[Element position data]
*-*-*

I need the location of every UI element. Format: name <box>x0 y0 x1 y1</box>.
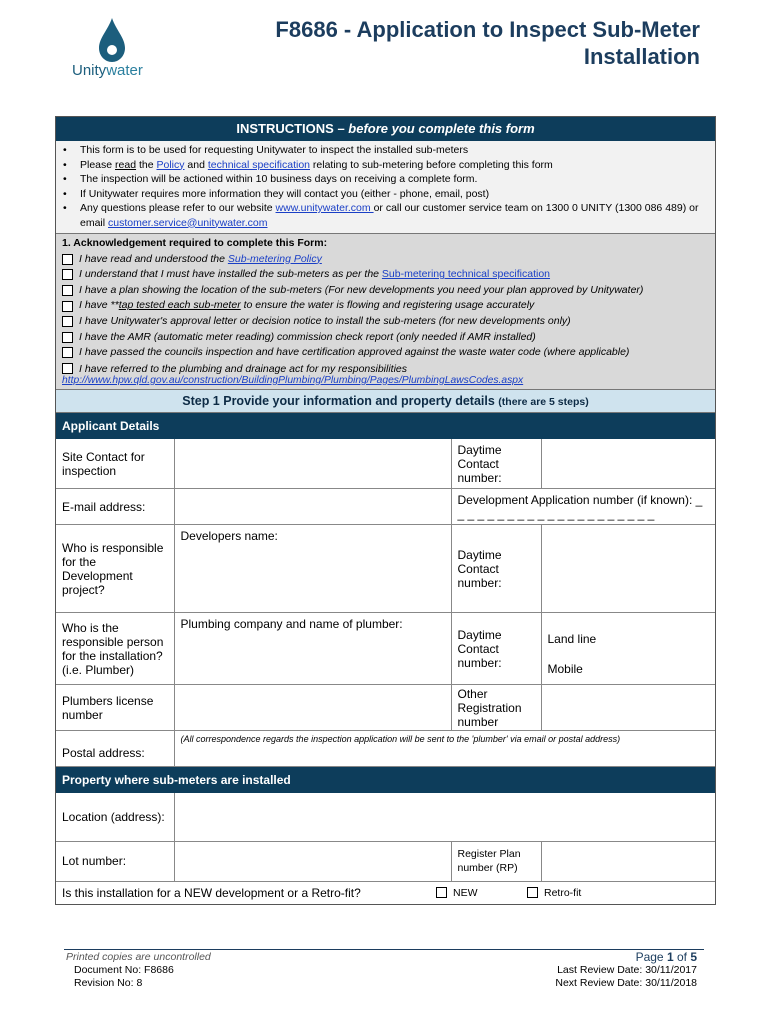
footer-divider <box>64 949 704 950</box>
location-label: Location (address): <box>56 793 174 841</box>
register-plan-field[interactable] <box>541 841 715 881</box>
plumbing-company-field[interactable]: Plumbing company and name of plumber: <box>174 613 451 685</box>
development-type-row <box>56 882 715 904</box>
instructions-header: INSTRUCTIONS – before you complete this form <box>56 117 715 141</box>
sub-metering-spec-link[interactable]: Sub-metering technical specification <box>381 268 551 281</box>
plumbers-license-field[interactable] <box>174 685 451 731</box>
website-link[interactable]: www.unitywater.com <box>275 202 374 214</box>
technical-specification-link[interactable]: technical specification <box>207 158 310 171</box>
last-review-date: Last Review Date: 30/11/2017 <box>557 964 697 976</box>
location-field[interactable] <box>174 793 715 841</box>
daytime-contact-label: Daytime Contact number: <box>451 439 541 489</box>
document-number: Document No: F8686 <box>74 964 174 976</box>
acknowledgement-section <box>56 234 715 390</box>
email-field[interactable] <box>174 489 451 525</box>
register-plan-label: Register Plan number (RP) <box>451 841 541 881</box>
applicant-details-table <box>56 439 715 768</box>
instructions-list <box>56 141 715 234</box>
who-development-label: Who is responsible for the Development project? <box>56 525 174 613</box>
other-registration-field[interactable] <box>541 685 715 731</box>
ack-item: I have a plan showing the location of the sub-meters (For new developments you need your plan approved by Unitywater) <box>62 283 709 299</box>
ack-item: I have Unitywater's approval letter or decision notice to install the sub-meters (for new developments only) <box>62 314 709 330</box>
step-1-heading: Step 1 Provide your information and property details (there are 5 steps) <box>56 390 715 413</box>
developers-name-field[interactable]: Developers name: <box>174 525 451 613</box>
applicant-details-header: Applicant Details <box>56 413 715 439</box>
daytime-contact-field[interactable] <box>541 439 715 489</box>
page-number: Page 1 of 5 <box>635 950 697 964</box>
retro-fit-checkbox[interactable] <box>527 887 538 898</box>
ack-checkbox[interactable] <box>62 363 73 374</box>
ack-item: I have read and understood the Sub-metering Policy <box>62 252 709 268</box>
daytime-contact-label: Daytime Contact number: <box>451 525 541 613</box>
ack-item: I have referred to the plumbing and drainage act for my responsibilities <box>62 363 709 375</box>
who-installation-label: Who is the responsible person for the installation? (i.e. Plumber) <box>56 613 174 685</box>
acknowledgement-heading: 1. Acknowledgement required to complete this Form: <box>62 237 328 249</box>
mobile-field[interactable]: Mobile <box>547 661 583 676</box>
plumbing-laws-link[interactable]: http://www.hpw.qld.gov.au/construction/BuildingPlumbing/Plumbing/Pages/PlumbingLawsCodes.aspx <box>62 374 524 386</box>
new-checkbox[interactable] <box>436 887 447 898</box>
lot-number-field[interactable] <box>174 841 451 881</box>
development-application-field[interactable]: Development Application number (if known): _ _ _ _ _ _ _ _ _ _ _ _ _ _ _ _ _ _ _ _ _ <box>451 489 715 525</box>
property-table <box>56 793 715 882</box>
land-line-field[interactable]: Land line <box>547 631 597 646</box>
retro-fit-label: Retro-fit <box>544 886 582 899</box>
ack-item: I have **tap tested each sub-meter to ensure the water is flowing and registering usage accurately <box>62 298 709 314</box>
development-type-question: Is this installation for a NEW development or a Retro-fit? <box>62 885 361 900</box>
ack-item: I have the AMR (automatic meter reading) commission check report (only needed if AMR installed) <box>62 330 709 346</box>
application-form <box>55 116 716 905</box>
ack-item: I understand that I must have installed the sub-meters as per the Sub-metering technical specification <box>62 267 709 283</box>
instruction-item: • Please read the Policy and technical specification relating to sub-metering before completing this form <box>80 158 709 173</box>
daytime-contact-label: Daytime Contact number: <box>451 613 541 685</box>
logo-wordmark: Unitywater <box>72 62 143 79</box>
ack-checkbox[interactable] <box>62 332 73 343</box>
lot-number-label: Lot number: <box>56 841 174 881</box>
plumbers-license-label: Plumbers license number <box>56 685 174 731</box>
email-link[interactable]: customer.service@unitywater.com <box>108 216 268 229</box>
footer-right <box>555 951 697 990</box>
ack-checkbox[interactable] <box>62 301 73 312</box>
ack-checkbox[interactable] <box>62 316 73 327</box>
email-label: E-mail address: <box>56 489 174 525</box>
instruction-item: • If Unitywater requires more information they will contact you (either - phone, email, post) <box>80 187 709 202</box>
ack-checkbox[interactable] <box>62 347 73 358</box>
postal-address-label: Postal address: <box>56 731 174 767</box>
ack-item: I have passed the councils inspection and have certification approved against the waste water code (where applicable) <box>62 345 709 361</box>
instruction-item: • Any questions please refer to our website www.unitywater.com or call our customer service team on 1300 0 UNITY (1300 086 489) or email customer.service@unitywater.com <box>80 201 709 230</box>
site-contact-label: Site Contact for inspection <box>56 439 174 489</box>
revision-number: Revision No: 8 <box>74 977 143 989</box>
site-contact-field[interactable] <box>174 439 451 489</box>
new-label: NEW <box>453 886 478 899</box>
next-review-date: Next Review Date: 30/11/2018 <box>555 977 697 989</box>
other-registration-label: Other Registration number <box>451 685 541 731</box>
policy-link[interactable]: Policy <box>156 158 185 171</box>
sub-metering-policy-link[interactable]: Sub-metering Policy <box>227 252 322 265</box>
property-header: Property where sub-meters are installed <box>56 767 715 793</box>
plumber-phone-cell <box>541 613 715 685</box>
instruction-item: • This form is to be used for requesting Unitywater to inspect the installed sub-meters <box>80 143 709 158</box>
ack-checkbox[interactable] <box>62 285 73 296</box>
ack-checkbox[interactable] <box>62 254 73 265</box>
ack-checkbox[interactable] <box>62 269 73 280</box>
footer-left <box>66 951 211 990</box>
page-title: F8686 - Application to Inspect Sub-Meter Installation <box>275 17 700 69</box>
postal-address-field[interactable]: (All correspondence regards the inspection application will be sent to the 'plumber' via email or postal address) <box>174 731 715 767</box>
uncontrolled-note: Printed copies are uncontrolled <box>66 951 211 963</box>
developer-contact-field[interactable] <box>541 525 715 613</box>
instruction-item: • The inspection will be actioned within 10 business days on receiving a complete form. <box>80 172 709 187</box>
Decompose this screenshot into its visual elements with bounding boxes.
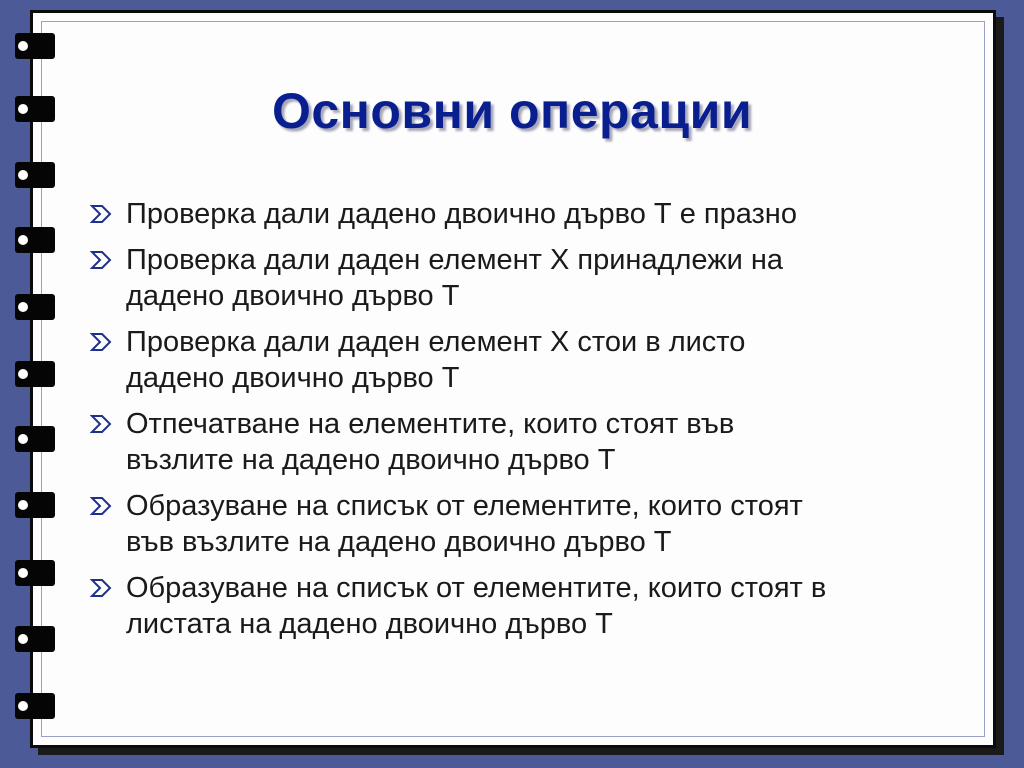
- hollow-arrow-bullet-icon: [90, 250, 112, 270]
- bullet-text-line: Отпечатване на елементите, които стоят във: [126, 408, 735, 440]
- binding-ring-hole: [18, 701, 28, 711]
- bullet-text-line: дадено двоично дърво Т: [126, 362, 460, 394]
- binding-ring-hole: [18, 302, 28, 312]
- bullet-item: [88, 406, 978, 478]
- bullet-item: [88, 242, 978, 314]
- bullet-text-line: Проверка дали даден елемент Х стои в листо: [126, 326, 746, 358]
- binding-ring-hole: [18, 369, 28, 379]
- bullet-item: [88, 324, 978, 396]
- binding-ring: [15, 492, 55, 518]
- hollow-arrow-bullet-icon: [90, 496, 112, 516]
- bullet-item: [88, 570, 978, 642]
- binding-ring-hole: [18, 434, 28, 444]
- hollow-arrow-bullet-icon: [90, 578, 112, 598]
- bullet-item: [88, 196, 978, 232]
- hollow-arrow-bullet-icon: [90, 204, 112, 224]
- slide-title: Основни операции: [271, 83, 753, 139]
- bullet-text-line: Образуване на списък от елементите, които стоят: [126, 490, 803, 522]
- bullet-item: [88, 488, 978, 560]
- binding-ring-hole: [18, 634, 28, 644]
- bullet-text-line: възлите на дадено двоично дърво Т: [126, 444, 616, 476]
- bullet-text-line: Проверка дали дадено двоично дърво Т е празно: [126, 198, 797, 230]
- binding-ring-hole: [18, 235, 28, 245]
- binding-ring-hole: [18, 568, 28, 578]
- binding-ring: [15, 560, 55, 586]
- binding-ring: [15, 294, 55, 320]
- binding-ring-hole: [18, 500, 28, 510]
- bullet-text-line: листата на дадено двоично дърво Т: [126, 608, 613, 640]
- hollow-arrow-bullet-icon: [90, 332, 112, 352]
- bullet-text-line: Образуване на списък от елементите, които стоят в: [126, 572, 827, 604]
- bullet-text-line: Проверка дали даден елемент Х принадлежи на: [126, 244, 784, 276]
- bullet-text-line: дадено двоично дърво Т: [126, 280, 460, 312]
- binding-ring: [15, 626, 55, 652]
- bullet-list: [88, 196, 978, 652]
- binding-ring-hole: [18, 41, 28, 51]
- binding-ring: [15, 33, 55, 59]
- binding-ring: [15, 426, 55, 452]
- binding-ring: [15, 227, 55, 253]
- binding-ring: [15, 693, 55, 719]
- binding-ring: [15, 361, 55, 387]
- hollow-arrow-bullet-icon: [90, 414, 112, 434]
- binding-ring-hole: [18, 170, 28, 180]
- bullet-text-line: във възлите на дадено двоично дърво Т: [126, 526, 672, 558]
- binding-ring: [15, 162, 55, 188]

*-*-*

Edit the items starting at the line containing "footer-divider <box>64 949 704 950</box>" and ending at the line containing "development-type-row <box>56 882" by changing "plumber" to "contractor", keeping everything else unchanged. Return only those lines.

footer-divider <box>64 949 704 950</box>
location-label: Location (address): <box>56 793 174 841</box>
register-plan-field[interactable] <box>541 841 715 881</box>
plumbing-company-field[interactable]: Plumbing company and name of contractor: <box>174 613 451 685</box>
development-type-row <box>56 882 715 904</box>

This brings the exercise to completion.